> _PROVIDED RECORDS_
——

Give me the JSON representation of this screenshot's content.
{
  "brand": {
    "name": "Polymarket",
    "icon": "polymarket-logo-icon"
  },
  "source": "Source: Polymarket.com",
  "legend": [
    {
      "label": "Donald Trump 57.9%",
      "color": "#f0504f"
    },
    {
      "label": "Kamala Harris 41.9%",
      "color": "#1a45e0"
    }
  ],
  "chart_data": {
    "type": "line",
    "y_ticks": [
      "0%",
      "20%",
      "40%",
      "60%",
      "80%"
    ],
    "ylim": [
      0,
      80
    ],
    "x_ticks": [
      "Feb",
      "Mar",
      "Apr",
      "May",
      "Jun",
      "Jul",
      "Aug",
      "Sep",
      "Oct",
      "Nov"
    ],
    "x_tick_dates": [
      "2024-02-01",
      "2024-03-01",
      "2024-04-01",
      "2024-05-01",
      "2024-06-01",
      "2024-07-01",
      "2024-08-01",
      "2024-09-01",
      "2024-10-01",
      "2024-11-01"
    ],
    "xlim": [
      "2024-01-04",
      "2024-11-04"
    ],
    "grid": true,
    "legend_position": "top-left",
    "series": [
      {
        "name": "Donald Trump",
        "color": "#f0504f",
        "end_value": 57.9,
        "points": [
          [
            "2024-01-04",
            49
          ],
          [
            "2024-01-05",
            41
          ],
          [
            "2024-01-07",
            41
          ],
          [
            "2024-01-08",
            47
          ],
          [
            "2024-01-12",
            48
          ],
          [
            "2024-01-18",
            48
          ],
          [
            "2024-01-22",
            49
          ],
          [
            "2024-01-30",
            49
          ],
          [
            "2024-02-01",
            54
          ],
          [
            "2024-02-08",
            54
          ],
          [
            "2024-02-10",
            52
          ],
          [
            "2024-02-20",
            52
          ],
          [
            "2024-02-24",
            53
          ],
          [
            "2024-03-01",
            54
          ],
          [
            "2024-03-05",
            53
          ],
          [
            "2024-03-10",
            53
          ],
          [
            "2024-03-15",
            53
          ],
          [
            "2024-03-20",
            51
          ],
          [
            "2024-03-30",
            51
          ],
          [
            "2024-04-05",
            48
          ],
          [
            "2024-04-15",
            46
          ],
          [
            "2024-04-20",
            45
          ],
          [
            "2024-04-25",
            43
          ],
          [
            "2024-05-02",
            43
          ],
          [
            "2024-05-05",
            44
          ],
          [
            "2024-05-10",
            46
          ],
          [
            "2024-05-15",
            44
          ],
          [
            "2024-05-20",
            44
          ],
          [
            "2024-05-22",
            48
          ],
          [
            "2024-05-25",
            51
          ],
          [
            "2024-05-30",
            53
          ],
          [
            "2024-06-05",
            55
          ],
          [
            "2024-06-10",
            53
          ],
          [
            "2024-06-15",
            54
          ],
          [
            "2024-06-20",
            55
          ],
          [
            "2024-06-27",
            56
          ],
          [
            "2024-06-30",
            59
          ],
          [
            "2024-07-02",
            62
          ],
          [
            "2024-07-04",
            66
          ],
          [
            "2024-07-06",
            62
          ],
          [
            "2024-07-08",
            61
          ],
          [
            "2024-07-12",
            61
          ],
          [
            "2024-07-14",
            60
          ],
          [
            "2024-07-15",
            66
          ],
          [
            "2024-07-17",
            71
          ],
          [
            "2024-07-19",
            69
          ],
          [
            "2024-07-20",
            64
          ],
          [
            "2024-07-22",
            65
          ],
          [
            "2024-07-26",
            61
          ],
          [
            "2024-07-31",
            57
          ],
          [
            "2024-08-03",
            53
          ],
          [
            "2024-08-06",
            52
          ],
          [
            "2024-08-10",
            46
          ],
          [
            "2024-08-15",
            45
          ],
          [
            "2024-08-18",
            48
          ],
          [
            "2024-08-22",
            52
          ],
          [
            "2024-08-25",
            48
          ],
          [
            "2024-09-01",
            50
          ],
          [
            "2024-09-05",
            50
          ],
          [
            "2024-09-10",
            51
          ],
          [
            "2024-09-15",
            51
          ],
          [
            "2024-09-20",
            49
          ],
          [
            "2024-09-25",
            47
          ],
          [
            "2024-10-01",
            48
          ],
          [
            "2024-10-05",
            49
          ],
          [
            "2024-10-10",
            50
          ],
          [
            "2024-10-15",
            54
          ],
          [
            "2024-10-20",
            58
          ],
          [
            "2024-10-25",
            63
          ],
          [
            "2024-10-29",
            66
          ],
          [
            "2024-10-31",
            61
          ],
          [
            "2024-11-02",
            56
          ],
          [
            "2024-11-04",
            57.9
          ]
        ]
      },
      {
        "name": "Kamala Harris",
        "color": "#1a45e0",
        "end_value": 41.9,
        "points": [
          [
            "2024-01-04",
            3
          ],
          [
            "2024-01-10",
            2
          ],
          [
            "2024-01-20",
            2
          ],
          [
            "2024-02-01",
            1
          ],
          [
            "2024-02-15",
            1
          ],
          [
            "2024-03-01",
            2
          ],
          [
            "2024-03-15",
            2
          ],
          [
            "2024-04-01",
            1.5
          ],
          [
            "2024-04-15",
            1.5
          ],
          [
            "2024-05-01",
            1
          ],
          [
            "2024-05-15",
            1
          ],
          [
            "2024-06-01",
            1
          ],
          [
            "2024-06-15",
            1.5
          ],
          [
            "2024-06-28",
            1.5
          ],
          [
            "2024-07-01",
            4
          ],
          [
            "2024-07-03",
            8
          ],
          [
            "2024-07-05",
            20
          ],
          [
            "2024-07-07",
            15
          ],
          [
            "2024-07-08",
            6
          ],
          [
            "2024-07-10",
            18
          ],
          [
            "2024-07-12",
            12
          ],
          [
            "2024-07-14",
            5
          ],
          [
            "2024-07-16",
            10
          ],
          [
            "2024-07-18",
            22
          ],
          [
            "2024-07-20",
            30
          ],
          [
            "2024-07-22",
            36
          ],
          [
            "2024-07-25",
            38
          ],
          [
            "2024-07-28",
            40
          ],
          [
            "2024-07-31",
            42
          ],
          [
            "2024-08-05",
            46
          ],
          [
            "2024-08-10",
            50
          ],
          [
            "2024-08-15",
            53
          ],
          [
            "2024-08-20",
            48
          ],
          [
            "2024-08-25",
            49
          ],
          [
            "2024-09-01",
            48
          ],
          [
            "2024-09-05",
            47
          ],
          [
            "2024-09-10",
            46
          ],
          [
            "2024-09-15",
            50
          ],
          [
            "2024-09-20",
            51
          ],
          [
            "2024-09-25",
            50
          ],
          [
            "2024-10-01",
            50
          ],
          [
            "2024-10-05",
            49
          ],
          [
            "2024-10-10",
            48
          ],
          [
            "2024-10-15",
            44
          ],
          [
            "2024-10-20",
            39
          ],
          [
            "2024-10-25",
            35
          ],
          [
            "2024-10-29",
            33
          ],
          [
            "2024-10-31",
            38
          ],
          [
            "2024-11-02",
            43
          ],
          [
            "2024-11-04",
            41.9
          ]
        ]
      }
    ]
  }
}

——

> _GIVEN EXERCISE_
From the entries above, copy every line containing the word "color".

> _TASK SOLUTION_
      "color": "#f0504f"
      "color": "#1a45e0"
        "color": "#f0504f",
        "color": "#1a45e0",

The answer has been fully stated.